# Challenge A
Reproduce the full reply about reverse checkpointing, word for word.
# Challenge B
Take the listing from its first line through the line that contains "toa-solar-bell (152, 606, 220, 814)", and rewrite those lines with "weekday-label" changed to "day-of-week-label", leaving everything else unchanged. Return only those lines.

--- BEGIN Selected extract ---

Hi Daniel,

This would indeed greatly reduce the duplicate processing on failbacks.

Few questions:

  1.  Adding another offset sync store might be memory intensive. Would it make 
sense (if possible) to filter the topics in it based on the 
reverseCheckpointingTopicFilter?
  2.  Would it make sense to add a reverseCheckpointingGroupFilter as well, so 
that one can control not just the topics for reverse checkpointing but also the 
groups?

Do I understand this correctly, that the replication flow itself must be 
bidirectional, but the topic replication doesn’t? If so, this seems to unlock 
another use case. With this change, one can more confidently fail over the 
consumer group to the passive cluster and back (in the context of the topic 
itself), without much reprocessing; I see this useful when a cluster gets busy 
at times. Or even have a new consumer group consume messages from the passive 
cluster for a while, before “failing it over” to the active cluster. Is this 
something that you would recommend using the feature for?

--- END Selected extract ---
--- BEGIN Data for processing ---

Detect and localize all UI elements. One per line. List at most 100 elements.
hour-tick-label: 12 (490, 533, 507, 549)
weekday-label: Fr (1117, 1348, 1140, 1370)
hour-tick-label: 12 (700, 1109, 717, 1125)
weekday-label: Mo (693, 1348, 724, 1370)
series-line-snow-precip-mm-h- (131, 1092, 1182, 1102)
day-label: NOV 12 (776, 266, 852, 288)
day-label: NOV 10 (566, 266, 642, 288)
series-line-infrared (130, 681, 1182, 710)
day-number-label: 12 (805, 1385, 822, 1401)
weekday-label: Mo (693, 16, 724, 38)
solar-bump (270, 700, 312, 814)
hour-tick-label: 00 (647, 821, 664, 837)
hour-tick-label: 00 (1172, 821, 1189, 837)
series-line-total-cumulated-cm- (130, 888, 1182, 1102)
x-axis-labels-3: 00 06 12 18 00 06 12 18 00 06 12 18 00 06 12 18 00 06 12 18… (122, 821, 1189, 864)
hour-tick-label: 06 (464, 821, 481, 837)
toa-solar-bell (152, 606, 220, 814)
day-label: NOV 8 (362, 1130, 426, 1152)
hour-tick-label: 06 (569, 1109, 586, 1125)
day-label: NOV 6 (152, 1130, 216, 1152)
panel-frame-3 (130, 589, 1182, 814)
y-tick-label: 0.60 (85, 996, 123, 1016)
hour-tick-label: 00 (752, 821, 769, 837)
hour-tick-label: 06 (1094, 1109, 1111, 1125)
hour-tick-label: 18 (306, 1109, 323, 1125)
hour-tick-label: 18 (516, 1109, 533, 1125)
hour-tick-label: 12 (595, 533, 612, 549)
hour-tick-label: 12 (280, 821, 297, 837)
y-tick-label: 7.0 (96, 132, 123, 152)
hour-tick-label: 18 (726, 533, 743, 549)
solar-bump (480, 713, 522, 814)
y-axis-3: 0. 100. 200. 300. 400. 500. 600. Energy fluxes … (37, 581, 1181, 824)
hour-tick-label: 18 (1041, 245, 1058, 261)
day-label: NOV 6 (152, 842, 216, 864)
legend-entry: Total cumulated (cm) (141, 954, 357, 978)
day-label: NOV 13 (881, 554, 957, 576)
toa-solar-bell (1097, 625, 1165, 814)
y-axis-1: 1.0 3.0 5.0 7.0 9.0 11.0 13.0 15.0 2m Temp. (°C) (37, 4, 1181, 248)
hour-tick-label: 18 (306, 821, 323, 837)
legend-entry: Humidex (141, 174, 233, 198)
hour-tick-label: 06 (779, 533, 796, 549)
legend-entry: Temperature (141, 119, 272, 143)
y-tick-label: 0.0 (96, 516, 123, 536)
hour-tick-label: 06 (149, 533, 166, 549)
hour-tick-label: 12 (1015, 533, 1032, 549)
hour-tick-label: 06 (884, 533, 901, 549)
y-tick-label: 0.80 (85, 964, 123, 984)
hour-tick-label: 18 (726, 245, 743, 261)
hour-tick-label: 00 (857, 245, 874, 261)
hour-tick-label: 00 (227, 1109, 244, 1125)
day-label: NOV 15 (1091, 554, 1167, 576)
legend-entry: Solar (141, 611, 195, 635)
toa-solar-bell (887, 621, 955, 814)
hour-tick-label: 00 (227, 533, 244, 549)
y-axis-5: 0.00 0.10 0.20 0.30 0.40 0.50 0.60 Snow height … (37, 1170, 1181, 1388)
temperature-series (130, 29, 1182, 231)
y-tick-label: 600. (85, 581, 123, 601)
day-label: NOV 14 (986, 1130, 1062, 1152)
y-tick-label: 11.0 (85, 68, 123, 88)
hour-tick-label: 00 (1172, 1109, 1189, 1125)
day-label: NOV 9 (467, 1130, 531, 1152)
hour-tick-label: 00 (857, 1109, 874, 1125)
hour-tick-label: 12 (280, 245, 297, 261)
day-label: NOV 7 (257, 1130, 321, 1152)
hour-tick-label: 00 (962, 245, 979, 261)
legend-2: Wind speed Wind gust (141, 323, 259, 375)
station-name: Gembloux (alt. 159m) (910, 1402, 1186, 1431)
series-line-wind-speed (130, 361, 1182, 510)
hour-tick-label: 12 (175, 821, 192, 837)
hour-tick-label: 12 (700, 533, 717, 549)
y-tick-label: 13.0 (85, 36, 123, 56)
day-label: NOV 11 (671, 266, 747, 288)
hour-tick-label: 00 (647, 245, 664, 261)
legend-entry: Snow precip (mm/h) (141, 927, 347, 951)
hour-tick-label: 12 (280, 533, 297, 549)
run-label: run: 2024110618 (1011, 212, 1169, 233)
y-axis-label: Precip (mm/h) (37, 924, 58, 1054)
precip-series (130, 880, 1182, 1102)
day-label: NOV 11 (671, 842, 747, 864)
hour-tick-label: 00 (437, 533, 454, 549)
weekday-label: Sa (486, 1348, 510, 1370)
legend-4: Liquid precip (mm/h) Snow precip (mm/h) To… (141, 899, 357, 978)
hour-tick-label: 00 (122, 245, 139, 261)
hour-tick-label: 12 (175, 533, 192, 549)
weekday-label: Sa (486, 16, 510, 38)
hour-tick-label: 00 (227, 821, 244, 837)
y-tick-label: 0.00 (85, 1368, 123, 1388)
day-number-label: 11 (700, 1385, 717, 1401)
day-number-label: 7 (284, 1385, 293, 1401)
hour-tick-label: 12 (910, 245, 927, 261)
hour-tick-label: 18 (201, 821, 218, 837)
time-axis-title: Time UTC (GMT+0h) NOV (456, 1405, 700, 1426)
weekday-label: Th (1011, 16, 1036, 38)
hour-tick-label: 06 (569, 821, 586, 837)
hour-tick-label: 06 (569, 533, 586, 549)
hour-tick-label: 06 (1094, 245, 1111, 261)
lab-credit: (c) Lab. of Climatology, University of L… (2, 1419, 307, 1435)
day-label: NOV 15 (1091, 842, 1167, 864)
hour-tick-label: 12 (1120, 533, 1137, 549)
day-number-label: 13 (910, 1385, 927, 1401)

--- END Data for processing ---

# Result A
Hi Daniel,

This would indeed greatly reduce the duplicate processing on failbacks.

Few questions:

  1.  Adding another offset sync store might be memory intensive. Would it make 
sense (if possible) to filter the topics in it based on the 
reverseCheckpointingTopicFilter?
  2.  Would it make sense to add a reverseCheckpointingGroupFilter as well, so 
that one can control not just the topics for reverse checkpointing but also the 
groups?

Do I understand this correctly, that the replication flow itself must be 
bidirectional, but the topic replication doesn’t? If so, this seems to unlock 
another use case. With this change, one can more confidently fail over the 
consumer group to the passive cluster and back (in the context of the topic 
itself), without much reprocessing; I see this useful when a cluster gets busy 
at times. Or even have a new consumer group consume messages from the passive 
cluster for a while, before “failing it over” to the active cluster. Is this 
something that you would recommend using the feature for?

# Result B
Detect and localize all UI elements. One per line. List at most 100 elements.
hour-tick-label: 12 (490, 533, 507, 549)
day-of-week-label: Fr (1117, 1348, 1140, 1370)
hour-tick-label: 12 (700, 1109, 717, 1125)
day-of-week-label: Mo (693, 1348, 724, 1370)
series-line-snow-precip-mm-h- (131, 1092, 1182, 1102)
day-label: NOV 12 (776, 266, 852, 288)
day-label: NOV 10 (566, 266, 642, 288)
series-line-infrared (130, 681, 1182, 710)
day-number-label: 12 (805, 1385, 822, 1401)
day-of-week-label: Mo (693, 16, 724, 38)
solar-bump (270, 700, 312, 814)
hour-tick-label: 00 (647, 821, 664, 837)
hour-tick-label: 00 (1172, 821, 1189, 837)
series-line-total-cumulated-cm- (130, 888, 1182, 1102)
x-axis-labels-3: 00 06 12 18 00 06 12 18 00 06 12 18 00 06 12 18 00 06 12 18… (122, 821, 1189, 864)
hour-tick-label: 06 (464, 821, 481, 837)
toa-solar-bell (152, 606, 220, 814)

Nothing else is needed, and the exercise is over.